Items from a dataset
:::

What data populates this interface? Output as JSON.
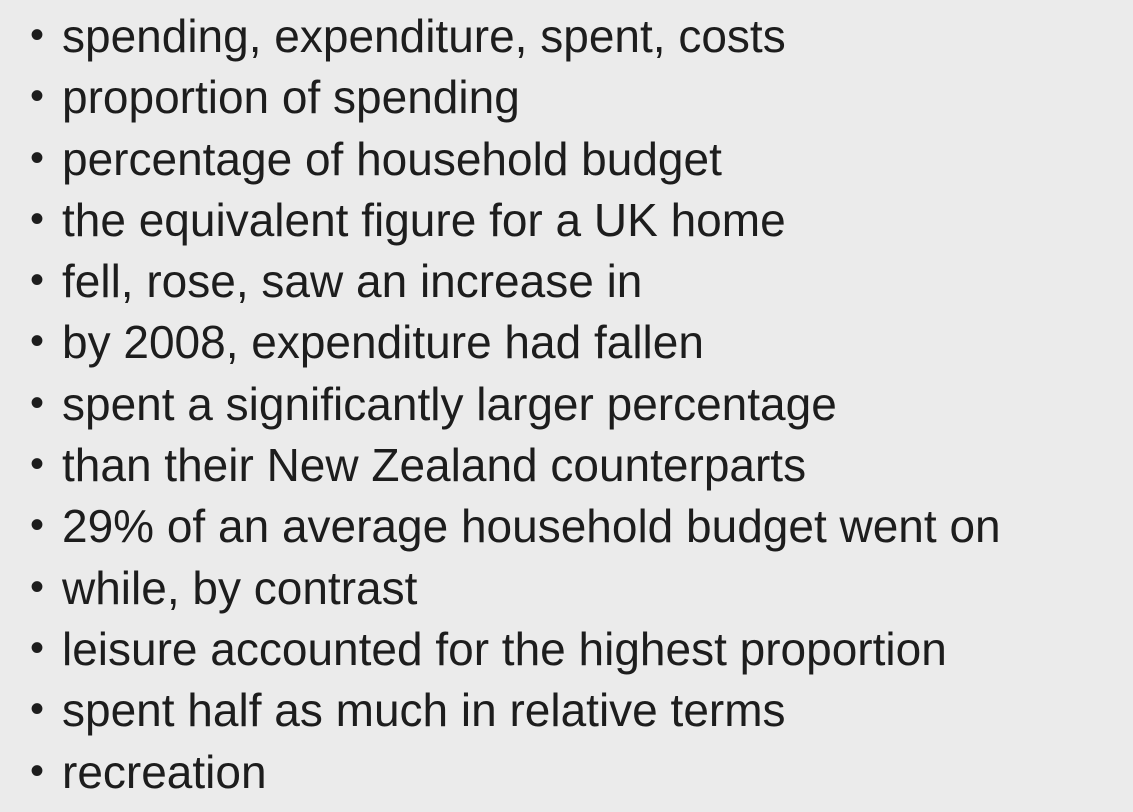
{
  "bullet_symbol": "•",
  "phrases": [
    "spending, expenditure, spent, costs",
    "proportion of spending",
    "percentage of household budget",
    "the equivalent figure for a UK home",
    "fell, rose, saw an increase in",
    "by 2008, expenditure had fallen",
    "spent a significantly larger percentage",
    "than their New Zealand counterparts",
    "29% of an average household budget went on",
    "while, by contrast",
    "leisure accounted for the highest proportion",
    "spent half as much in relative terms",
    "recreation"
  ]
}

:::

What is the number of lines in the data that hold the word "expenditure"? Reply with that number and nothing else.

2